▶ [Given instruction] Set each entry down verbatim, omitting images.

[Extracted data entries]
★ ★ ★ ★

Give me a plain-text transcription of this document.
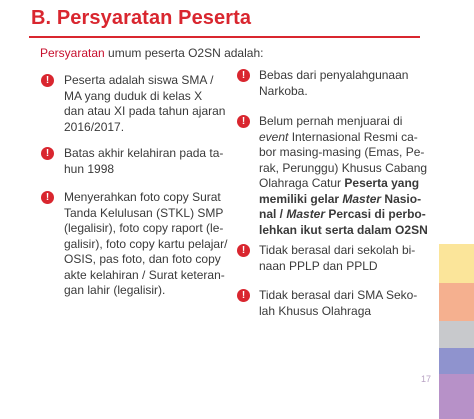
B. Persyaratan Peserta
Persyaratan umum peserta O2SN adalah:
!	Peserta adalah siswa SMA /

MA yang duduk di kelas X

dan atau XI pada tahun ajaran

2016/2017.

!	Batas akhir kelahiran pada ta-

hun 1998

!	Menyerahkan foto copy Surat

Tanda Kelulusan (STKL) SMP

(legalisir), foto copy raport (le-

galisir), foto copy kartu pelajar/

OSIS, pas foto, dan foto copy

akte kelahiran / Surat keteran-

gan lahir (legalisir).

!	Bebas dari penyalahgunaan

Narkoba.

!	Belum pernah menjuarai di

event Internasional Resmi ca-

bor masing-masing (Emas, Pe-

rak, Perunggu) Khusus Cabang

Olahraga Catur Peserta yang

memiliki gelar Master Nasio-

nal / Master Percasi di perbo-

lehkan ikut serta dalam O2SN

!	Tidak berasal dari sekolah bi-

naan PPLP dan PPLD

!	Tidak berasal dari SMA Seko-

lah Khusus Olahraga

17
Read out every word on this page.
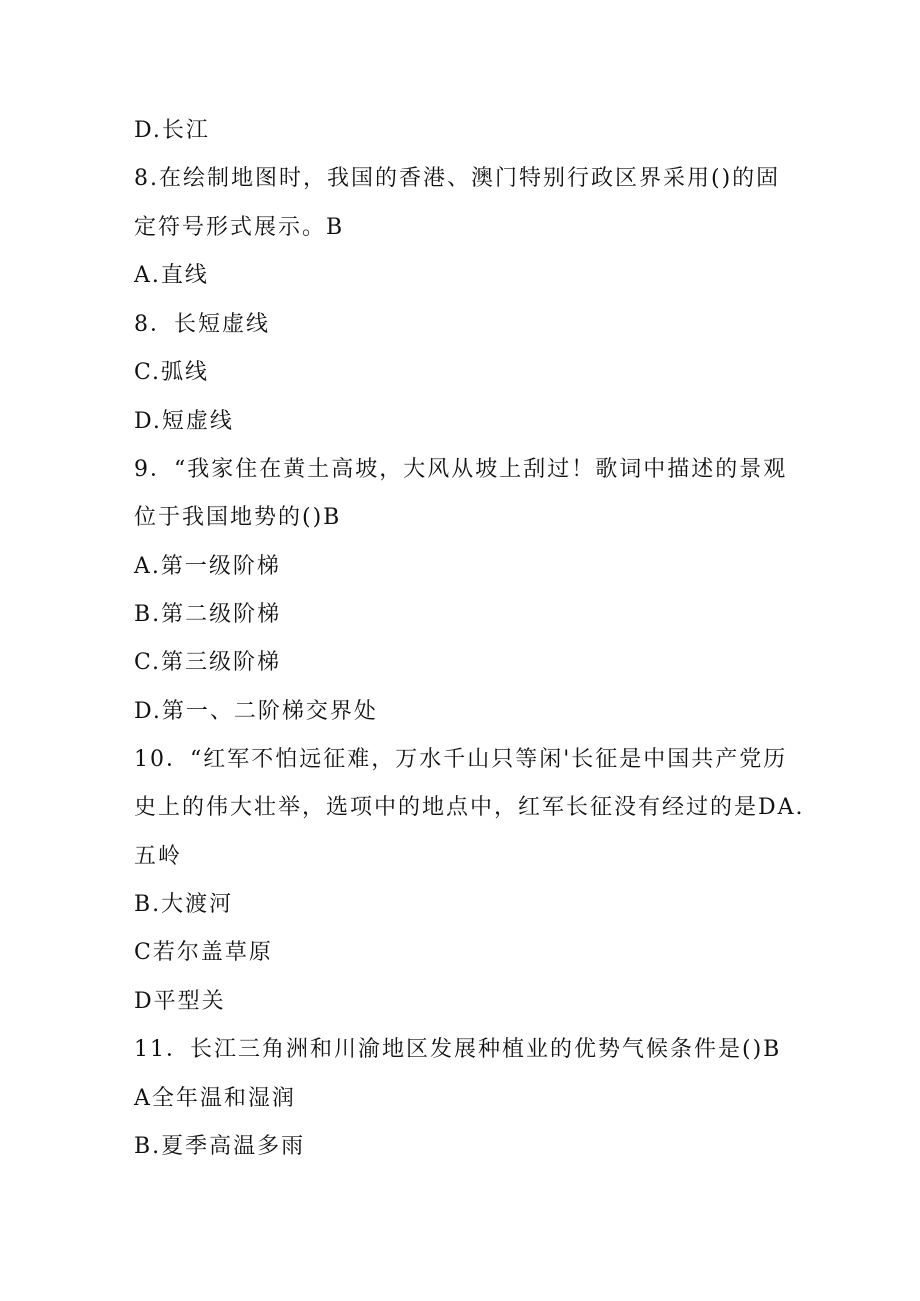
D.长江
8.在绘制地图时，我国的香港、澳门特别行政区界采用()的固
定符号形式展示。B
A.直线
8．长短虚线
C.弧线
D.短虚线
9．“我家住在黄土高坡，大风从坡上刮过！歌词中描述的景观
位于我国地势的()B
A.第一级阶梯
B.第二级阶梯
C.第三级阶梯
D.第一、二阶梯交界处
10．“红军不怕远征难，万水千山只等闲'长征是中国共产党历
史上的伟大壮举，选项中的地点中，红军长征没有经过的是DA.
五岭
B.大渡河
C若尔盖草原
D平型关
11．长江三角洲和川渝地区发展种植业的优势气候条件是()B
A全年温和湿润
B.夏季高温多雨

★ ★ ★ ★

▶ [Exercise output]
Give me a plain-text transcription of this document.
B. Persyaratan Peserta
Persyaratan umum peserta O2SN adalah:
!	Peserta adalah siswa SMA /

MA yang duduk di kelas X

dan atau XI pada tahun ajaran

2016/2017.

!	Batas akhir kelahiran pada ta-

hun 1998

!	Menyerahkan foto copy Surat

Tanda Kelulusan (STKL) SMP

(legalisir), foto copy raport (le-

galisir), foto copy kartu pelajar/

OSIS, pas foto, dan foto copy

akte kelahiran / Surat keteran-

gan lahir (legalisir).

!	Bebas dari penyalahgunaan

Narkoba.

!	Belum pernah menjuarai di

event Internasional Resmi ca-

bor masing-masing (Emas, Pe-

rak, Perunggu) Khusus Cabang

Olahraga Catur Peserta yang

memiliki gelar Master Nasio-

nal / Master Percasi di perbo-

lehkan ikut serta dalam O2SN

!	Tidak berasal dari sekolah bi-

naan PPLP dan PPLD

!	Tidak berasal dari SMA Seko-

lah Khusus Olahraga

17
Read out every word on this page.
D.长江
8.在绘制地图时，我国的香港、澳门特别行政区界采用()的固
定符号形式展示。B
A.直线
8．长短虚线
C.弧线
D.短虚线
9．“我家住在黄土高坡，大风从坡上刮过！歌词中描述的景观
位于我国地势的()B
A.第一级阶梯
B.第二级阶梯
C.第三级阶梯
D.第一、二阶梯交界处
10．“红军不怕远征难，万水千山只等闲'长征是中国共产党历
史上的伟大壮举，选项中的地点中，红军长征没有经过的是DA.
五岭
B.大渡河
C若尔盖草原
D平型关
11．长江三角洲和川渝地区发展种植业的优势气候条件是()B
A全年温和湿润
B.夏季高温多雨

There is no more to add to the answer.